**Dataset records**
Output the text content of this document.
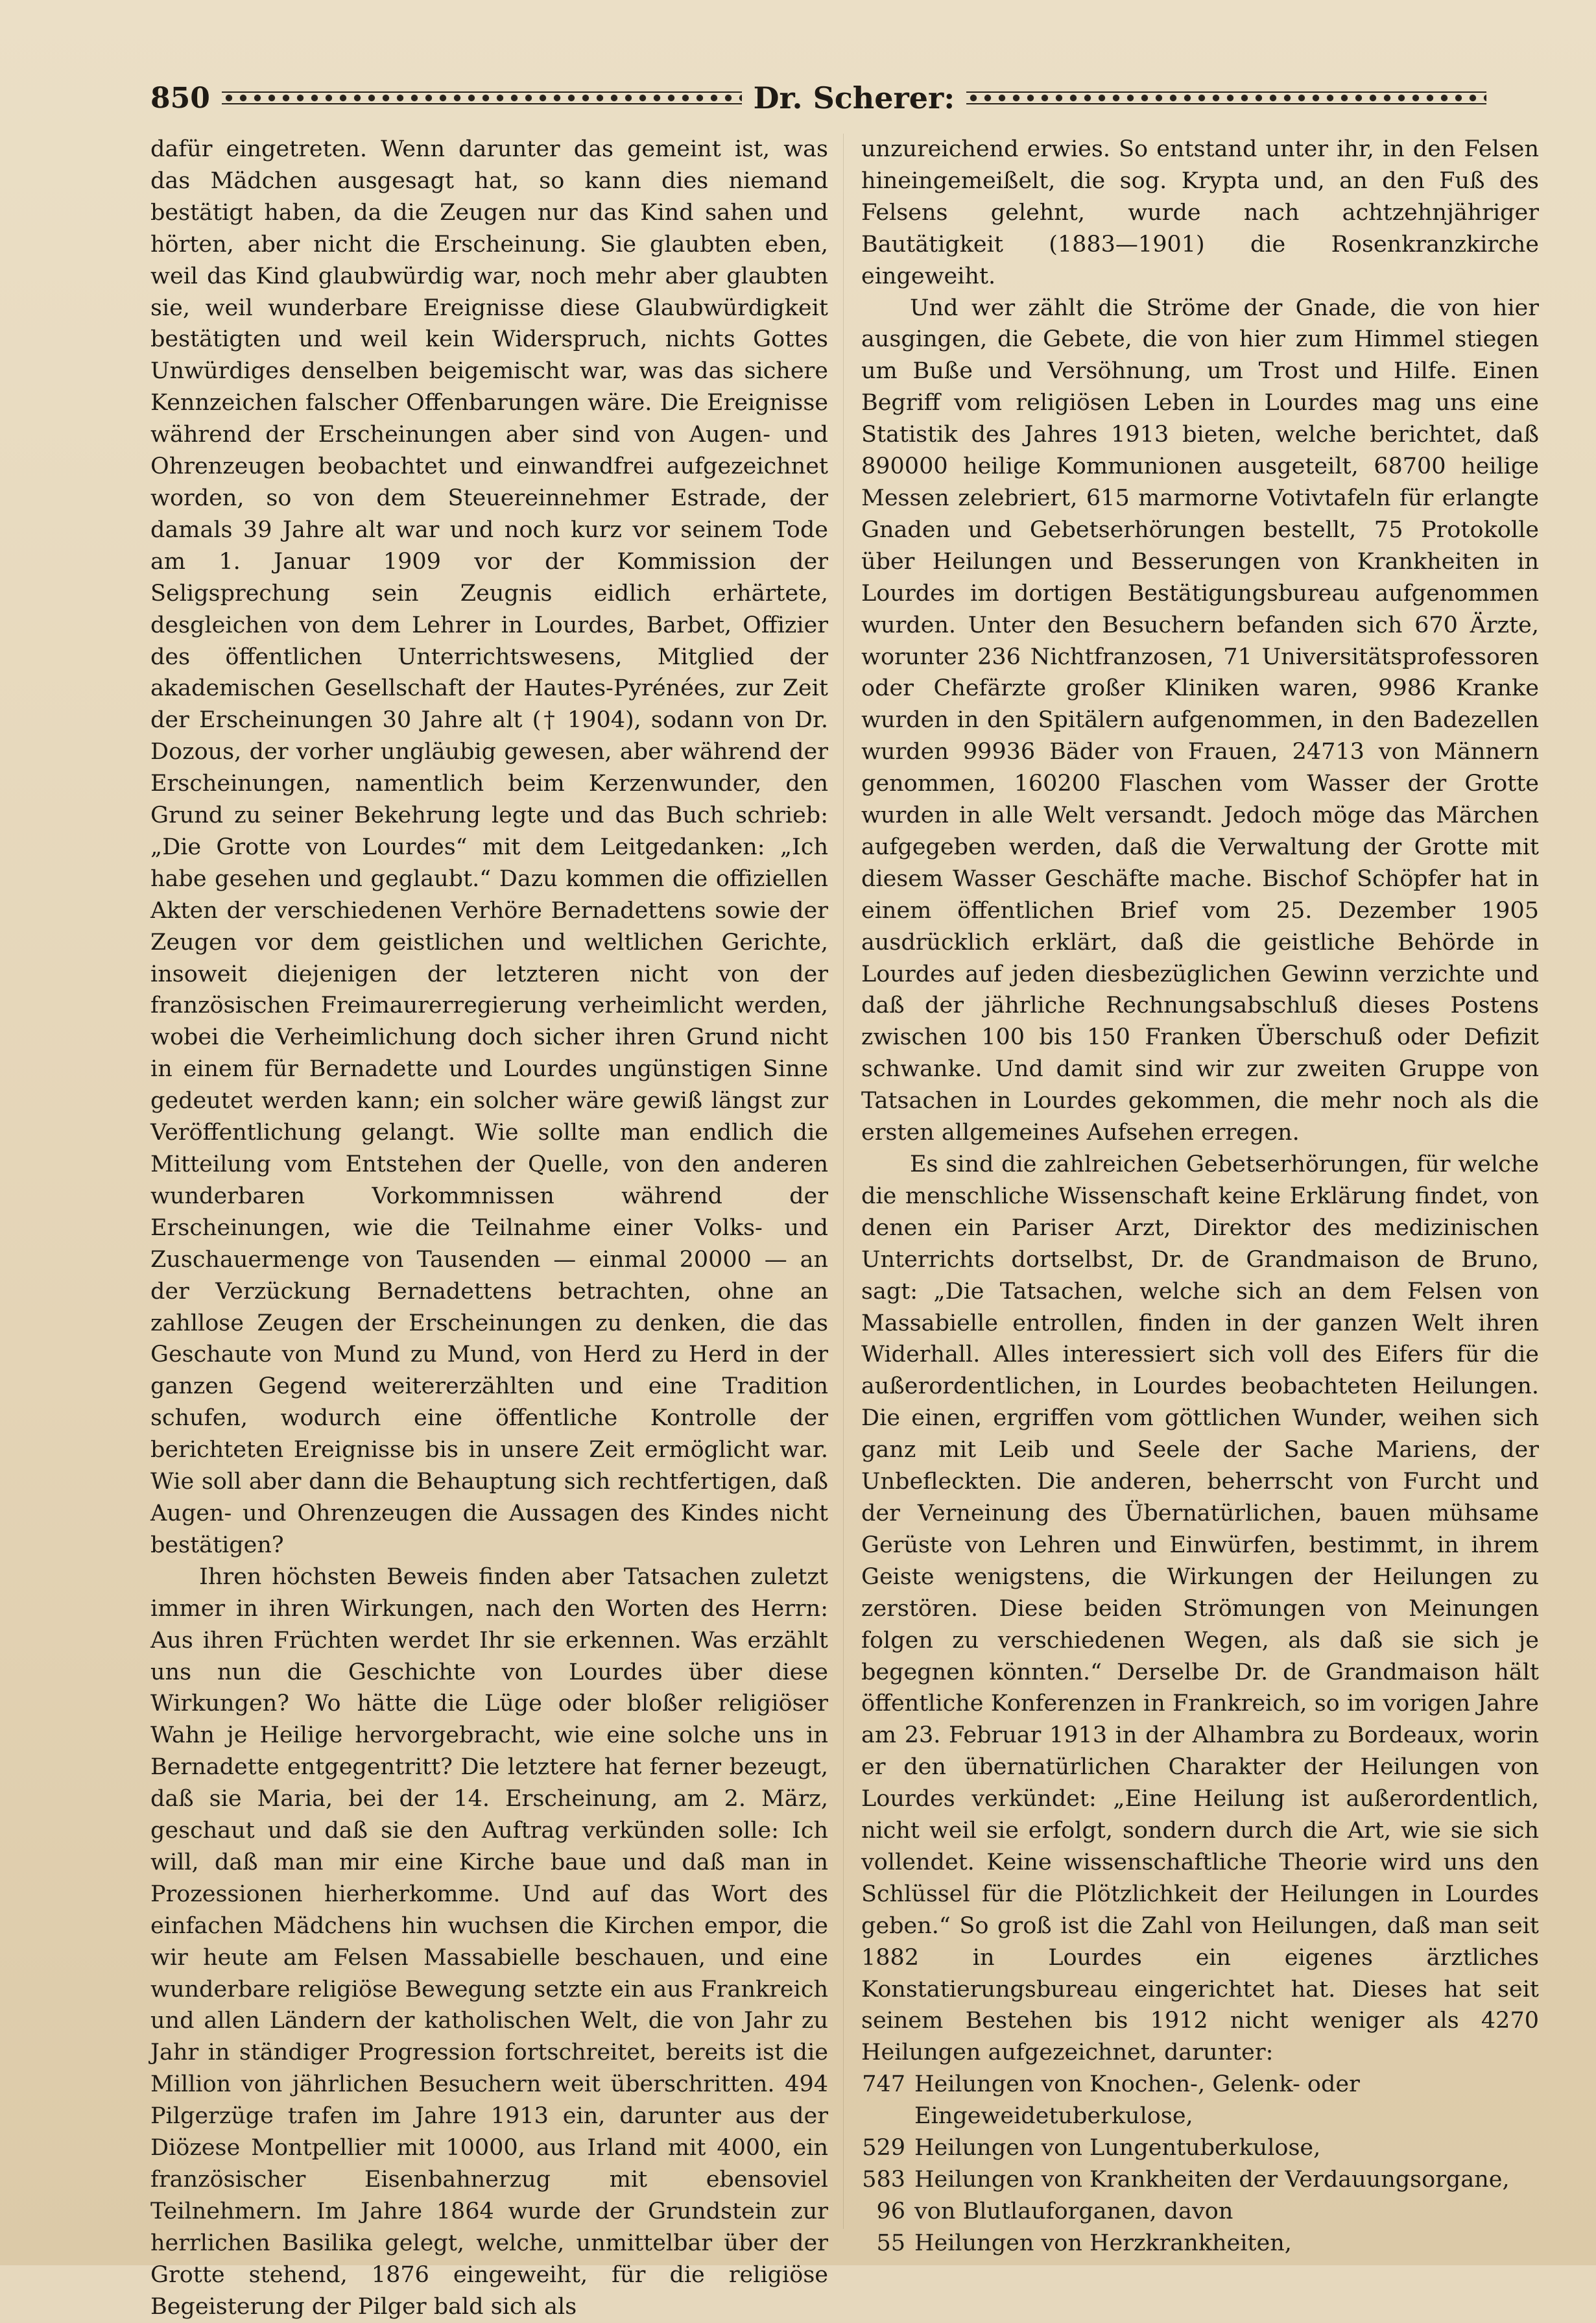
850	Dr. Scherer:

dafür eingetreten. Wenn darunter das gemeint ist, was das Mädchen ausgesagt hat, so kann dies niemand bestätigt haben, da die Zeugen nur das Kind sahen und hörten, aber nicht die Erscheinung. Sie glaubten eben, weil das Kind glaubwürdig war, noch mehr aber glaubten sie, weil wunderbare Ereignisse diese Glaubwürdigkeit bestätigten und weil kein Widerspruch, nichts Gottes Unwürdiges denselben beigemischt war, was das sichere Kennzeichen falscher Offenbarungen wäre. Die Ereignisse während der Erscheinungen aber sind von Augen- und Ohrenzeugen beobachtet und einwandfrei aufgezeichnet worden, so von dem Steuereinnehmer Estrade, der damals 39 Jahre alt war und noch kurz vor seinem Tode am 1. Januar 1909 vor der Kommission der Seligsprechung sein Zeugnis eidlich erhärtete, desgleichen von dem Lehrer in Lourdes, Barbet, Offizier des öffentlichen Unterrichtswesens, Mitglied der akademischen Gesellschaft der Hautes-Pyrénées, zur Zeit der Erscheinungen 30 Jahre alt († 1904), sodann von Dr. Dozous, der vorher ungläubig gewesen, aber während der Erscheinungen, namentlich beim Kerzenwunder, den Grund zu seiner Bekehrung legte und das Buch schrieb: „Die Grotte von Lourdes“ mit dem Leitgedanken: „Ich habe gesehen und geglaubt.“ Dazu kommen die offiziellen Akten der verschiedenen Verhöre Bernadettens sowie der Zeugen vor dem geistlichen und weltlichen Gerichte, insoweit diejenigen der letzteren nicht von der französischen Freimaurerregierung verheimlicht werden, wobei die Verheimlichung doch sicher ihren Grund nicht in einem für Bernadette und Lourdes ungünstigen Sinne gedeutet werden kann; ein solcher wäre gewiß längst zur Veröffentlichung gelangt. Wie sollte man endlich die Mitteilung vom Entstehen der Quelle, von den anderen wunderbaren Vorkommnissen während der Erscheinungen, wie die Teilnahme einer Volks- und Zuschauermenge von Tausenden — einmal 20000 — an der Verzückung Bernadettens betrachten, ohne an zahllose Zeugen der Erscheinungen zu denken, die das Geschaute von Mund zu Mund, von Herd zu Herd in der ganzen Gegend weitererzählten und eine Tradition schufen, wodurch eine öffentliche Kontrolle der berichteten Ereignisse bis in unsere Zeit ermöglicht war. Wie soll aber dann die Behauptung sich rechtfertigen, daß Augen- und Ohrenzeugen die Aussagen des Kindes nicht bestätigen?

Ihren höchsten Beweis finden aber Tatsachen zuletzt immer in ihren Wirkungen, nach den Worten des Herrn: Aus ihren Früchten werdet Ihr sie erkennen. Was erzählt uns nun die Geschichte von Lourdes über diese Wirkungen? Wo hätte die Lüge oder bloßer religiöser Wahn je Heilige hervorgebracht, wie eine solche uns in Bernadette entgegentritt? Die letztere hat ferner bezeugt, daß sie Maria, bei der 14. Erscheinung, am 2. März, geschaut und daß sie den Auftrag verkünden solle: Ich will, daß man mir eine Kirche baue und daß man in Prozessionen hierherkomme. Und auf das Wort des einfachen Mädchens hin wuchsen die Kirchen empor, die wir heute am Felsen Massabielle beschauen, und eine wunderbare religiöse Bewegung setzte ein aus Frankreich und allen Ländern der katholischen Welt, die von Jahr zu Jahr in ständiger Progression fortschreitet, bereits ist die Million von jährlichen Besuchern weit überschritten. 494 Pilgerzüge trafen im Jahre 1913 ein, darunter aus der Diözese Montpellier mit 10000, aus Irland mit 4000, ein französischer Eisenbahnerzug mit ebensoviel Teilnehmern. Im Jahre 1864 wurde der Grundstein zur herrlichen Basilika gelegt, welche, unmittelbar über der Grotte stehend, 1876 eingeweiht, für die religiöse Begeisterung der Pilger bald sich als

unzureichend erwies. So entstand unter ihr, in den Felsen hineingemeißelt, die sog. Krypta und, an den Fuß des Felsens gelehnt, wurde nach achtzehnjähriger Bautätigkeit (1883—1901) die Rosenkranzkirche eingeweiht.

Und wer zählt die Ströme der Gnade, die von hier ausgingen, die Gebete, die von hier zum Himmel stiegen um Buße und Versöhnung, um Trost und Hilfe. Einen Begriff vom religiösen Leben in Lourdes mag uns eine Statistik des Jahres 1913 bieten, welche berichtet, daß 890000 heilige Kommunionen ausgeteilt, 68700 heilige Messen zelebriert, 615 marmorne Votivtafeln für erlangte Gnaden und Gebetserhörungen bestellt, 75 Protokolle über Heilungen und Besserungen von Krankheiten in Lourdes im dortigen Bestätigungsbureau aufgenommen wurden. Unter den Besuchern befanden sich 670 Ärzte, worunter 236 Nichtfranzosen, 71 Universitätsprofessoren oder Chefärzte großer Kliniken waren, 9986 Kranke wurden in den Spitälern aufgenommen, in den Badezellen wurden 99936 Bäder von Frauen, 24713 von Männern genommen, 160200 Flaschen vom Wasser der Grotte wurden in alle Welt versandt. Jedoch möge das Märchen aufgegeben werden, daß die Verwaltung der Grotte mit diesem Wasser Geschäfte mache. Bischof Schöpfer hat in einem öffentlichen Brief vom 25. Dezember 1905 ausdrücklich erklärt, daß die geistliche Behörde in Lourdes auf jeden diesbezüglichen Gewinn verzichte und daß der jährliche Rechnungsabschluß dieses Postens zwischen 100 bis 150 Franken Überschuß oder Defizit schwanke. Und damit sind wir zur zweiten Gruppe von Tatsachen in Lourdes gekommen, die mehr noch als die ersten allgemeines Aufsehen erregen.

Es sind die zahlreichen Gebetserhörungen, für welche die menschliche Wissenschaft keine Erklärung findet, von denen ein Pariser Arzt, Direktor des medizinischen Unterrichts dortselbst, Dr. de Grandmaison de Bruno, sagt: „Die Tatsachen, welche sich an dem Felsen von Massabielle entrollen, finden in der ganzen Welt ihren Widerhall. Alles interessiert sich voll des Eifers für die außerordentlichen, in Lourdes beobachteten Heilungen. Die einen, ergriffen vom göttlichen Wunder, weihen sich ganz mit Leib und Seele der Sache Mariens, der Unbefleckten. Die anderen, beherrscht von Furcht und der Verneinung des Übernatürlichen, bauen mühsame Gerüste von Lehren und Einwürfen, bestimmt, in ihrem Geiste wenigstens, die Wirkungen der Heilungen zu zerstören. Diese beiden Strömungen von Meinungen folgen zu verschiedenen Wegen, als daß sie sich je begegnen könnten.“ Derselbe Dr. de Grandmaison hält öffentliche Konferenzen in Frankreich, so im vorigen Jahre am 23. Februar 1913 in der Alhambra zu Bordeaux, worin er den übernatürlichen Charakter der Heilungen von Lourdes verkündet: „Eine Heilung ist außerordentlich, nicht weil sie erfolgt, sondern durch die Art, wie sie sich vollendet. Keine wissenschaftliche Theorie wird uns den Schlüssel für die Plötzlichkeit der Heilungen in Lourdes geben.“ So groß ist die Zahl von Heilungen, daß man seit 1882 in Lourdes ein eigenes ärztliches Konstatierungsbureau eingerichtet hat. Dieses hat seit seinem Bestehen bis 1912 nicht weniger als 4270 Heilungen aufgezeichnet, darunter:

747 Heilungen von Knochen-, Gelenk- oder Eingeweidetuberkulose,
529 Heilungen von Lungentuberkulose,
583 Heilungen von Krankheiten der Verdauungsorgane,
96 von Blutlauforganen, davon
55 Heilungen von Herzkrankheiten,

**Work required**
Reproduce the whole listing above word for word, but not its pictures.

**Solution to this task**
Output the text content of this document.
850	Dr. Scherer:

dafür eingetreten. Wenn darunter das gemeint ist, was das Mädchen ausgesagt hat, so kann dies niemand bestätigt haben, da die Zeugen nur das Kind sahen und hörten, aber nicht die Erscheinung. Sie glaubten eben, weil das Kind glaubwürdig war, noch mehr aber glaubten sie, weil wunderbare Ereignisse diese Glaubwürdigkeit bestätigten und weil kein Widerspruch, nichts Gottes Unwürdiges denselben beigemischt war, was das sichere Kennzeichen falscher Offenbarungen wäre. Die Ereignisse während der Erscheinungen aber sind von Augen- und Ohrenzeugen beobachtet und einwandfrei aufgezeichnet worden, so von dem Steuereinnehmer Estrade, der damals 39 Jahre alt war und noch kurz vor seinem Tode am 1. Januar 1909 vor der Kommission der Seligsprechung sein Zeugnis eidlich erhärtete, desgleichen von dem Lehrer in Lourdes, Barbet, Offizier des öffentlichen Unterrichtswesens, Mitglied der akademischen Gesellschaft der Hautes-Pyrénées, zur Zeit der Erscheinungen 30 Jahre alt († 1904), sodann von Dr. Dozous, der vorher ungläubig gewesen, aber während der Erscheinungen, namentlich beim Kerzenwunder, den Grund zu seiner Bekehrung legte und das Buch schrieb: „Die Grotte von Lourdes“ mit dem Leitgedanken: „Ich habe gesehen und geglaubt.“ Dazu kommen die offiziellen Akten der verschiedenen Verhöre Bernadettens sowie der Zeugen vor dem geistlichen und weltlichen Gerichte, insoweit diejenigen der letzteren nicht von der französischen Freimaurerregierung verheimlicht werden, wobei die Verheimlichung doch sicher ihren Grund nicht in einem für Bernadette und Lourdes ungünstigen Sinne gedeutet werden kann; ein solcher wäre gewiß längst zur Veröffentlichung gelangt. Wie sollte man endlich die Mitteilung vom Entstehen der Quelle, von den anderen wunderbaren Vorkommnissen während der Erscheinungen, wie die Teilnahme einer Volks- und Zuschauermenge von Tausenden — einmal 20000 — an der Verzückung Bernadettens betrachten, ohne an zahllose Zeugen der Erscheinungen zu denken, die das Geschaute von Mund zu Mund, von Herd zu Herd in der ganzen Gegend weitererzählten und eine Tradition schufen, wodurch eine öffentliche Kontrolle der berichteten Ereignisse bis in unsere Zeit ermöglicht war. Wie soll aber dann die Behauptung sich rechtfertigen, daß Augen- und Ohrenzeugen die Aussagen des Kindes nicht bestätigen?

Ihren höchsten Beweis finden aber Tatsachen zuletzt immer in ihren Wirkungen, nach den Worten des Herrn: Aus ihren Früchten werdet Ihr sie erkennen. Was erzählt uns nun die Geschichte von Lourdes über diese Wirkungen? Wo hätte die Lüge oder bloßer religiöser Wahn je Heilige hervorgebracht, wie eine solche uns in Bernadette entgegentritt? Die letztere hat ferner bezeugt, daß sie Maria, bei der 14. Erscheinung, am 2. März, geschaut und daß sie den Auftrag verkünden solle: Ich will, daß man mir eine Kirche baue und daß man in Prozessionen hierherkomme. Und auf das Wort des einfachen Mädchens hin wuchsen die Kirchen empor, die wir heute am Felsen Massabielle beschauen, und eine wunderbare religiöse Bewegung setzte ein aus Frankreich und allen Ländern der katholischen Welt, die von Jahr zu Jahr in ständiger Progression fortschreitet, bereits ist die Million von jährlichen Besuchern weit überschritten. 494 Pilgerzüge trafen im Jahre 1913 ein, darunter aus der Diözese Montpellier mit 10000, aus Irland mit 4000, ein französischer Eisenbahnerzug mit ebensoviel Teilnehmern. Im Jahre 1864 wurde der Grundstein zur herrlichen Basilika gelegt, welche, unmittelbar über der Grotte stehend, 1876 eingeweiht, für die religiöse Begeisterung der Pilger bald sich als

unzureichend erwies. So entstand unter ihr, in den Felsen hineingemeißelt, die sog. Krypta und, an den Fuß des Felsens gelehnt, wurde nach achtzehnjähriger Bautätigkeit (1883—1901) die Rosenkranzkirche eingeweiht.

Und wer zählt die Ströme der Gnade, die von hier ausgingen, die Gebete, die von hier zum Himmel stiegen um Buße und Versöhnung, um Trost und Hilfe. Einen Begriff vom religiösen Leben in Lourdes mag uns eine Statistik des Jahres 1913 bieten, welche berichtet, daß 890000 heilige Kommunionen ausgeteilt, 68700 heilige Messen zelebriert, 615 marmorne Votivtafeln für erlangte Gnaden und Gebetserhörungen bestellt, 75 Protokolle über Heilungen und Besserungen von Krankheiten in Lourdes im dortigen Bestätigungsbureau aufgenommen wurden. Unter den Besuchern befanden sich 670 Ärzte, worunter 236 Nichtfranzosen, 71 Universitätsprofessoren oder Chefärzte großer Kliniken waren, 9986 Kranke wurden in den Spitälern aufgenommen, in den Badezellen wurden 99936 Bäder von Frauen, 24713 von Männern genommen, 160200 Flaschen vom Wasser der Grotte wurden in alle Welt versandt. Jedoch möge das Märchen aufgegeben werden, daß die Verwaltung der Grotte mit diesem Wasser Geschäfte mache. Bischof Schöpfer hat in einem öffentlichen Brief vom 25. Dezember 1905 ausdrücklich erklärt, daß die geistliche Behörde in Lourdes auf jeden diesbezüglichen Gewinn verzichte und daß der jährliche Rechnungsabschluß dieses Postens zwischen 100 bis 150 Franken Überschuß oder Defizit schwanke. Und damit sind wir zur zweiten Gruppe von Tatsachen in Lourdes gekommen, die mehr noch als die ersten allgemeines Aufsehen erregen.

Es sind die zahlreichen Gebetserhörungen, für welche die menschliche Wissenschaft keine Erklärung findet, von denen ein Pariser Arzt, Direktor des medizinischen Unterrichts dortselbst, Dr. de Grandmaison de Bruno, sagt: „Die Tatsachen, welche sich an dem Felsen von Massabielle entrollen, finden in der ganzen Welt ihren Widerhall. Alles interessiert sich voll des Eifers für die außerordentlichen, in Lourdes beobachteten Heilungen. Die einen, ergriffen vom göttlichen Wunder, weihen sich ganz mit Leib und Seele der Sache Mariens, der Unbefleckten. Die anderen, beherrscht von Furcht und der Verneinung des Übernatürlichen, bauen mühsame Gerüste von Lehren und Einwürfen, bestimmt, in ihrem Geiste wenigstens, die Wirkungen der Heilungen zu zerstören. Diese beiden Strömungen von Meinungen folgen zu verschiedenen Wegen, als daß sie sich je begegnen könnten.“ Derselbe Dr. de Grandmaison hält öffentliche Konferenzen in Frankreich, so im vorigen Jahre am 23. Februar 1913 in der Alhambra zu Bordeaux, worin er den übernatürlichen Charakter der Heilungen von Lourdes verkündet: „Eine Heilung ist außerordentlich, nicht weil sie erfolgt, sondern durch die Art, wie sie sich vollendet. Keine wissenschaftliche Theorie wird uns den Schlüssel für die Plötzlichkeit der Heilungen in Lourdes geben.“ So groß ist die Zahl von Heilungen, daß man seit 1882 in Lourdes ein eigenes ärztliches Konstatierungsbureau eingerichtet hat. Dieses hat seit seinem Bestehen bis 1912 nicht weniger als 4270 Heilungen aufgezeichnet, darunter:

747 Heilungen von Knochen-, Gelenk- oder Eingeweidetuberkulose,
529 Heilungen von Lungentuberkulose,
583 Heilungen von Krankheiten der Verdauungsorgane,
96 von Blutlauforganen, davon
55 Heilungen von Herzkrankheiten,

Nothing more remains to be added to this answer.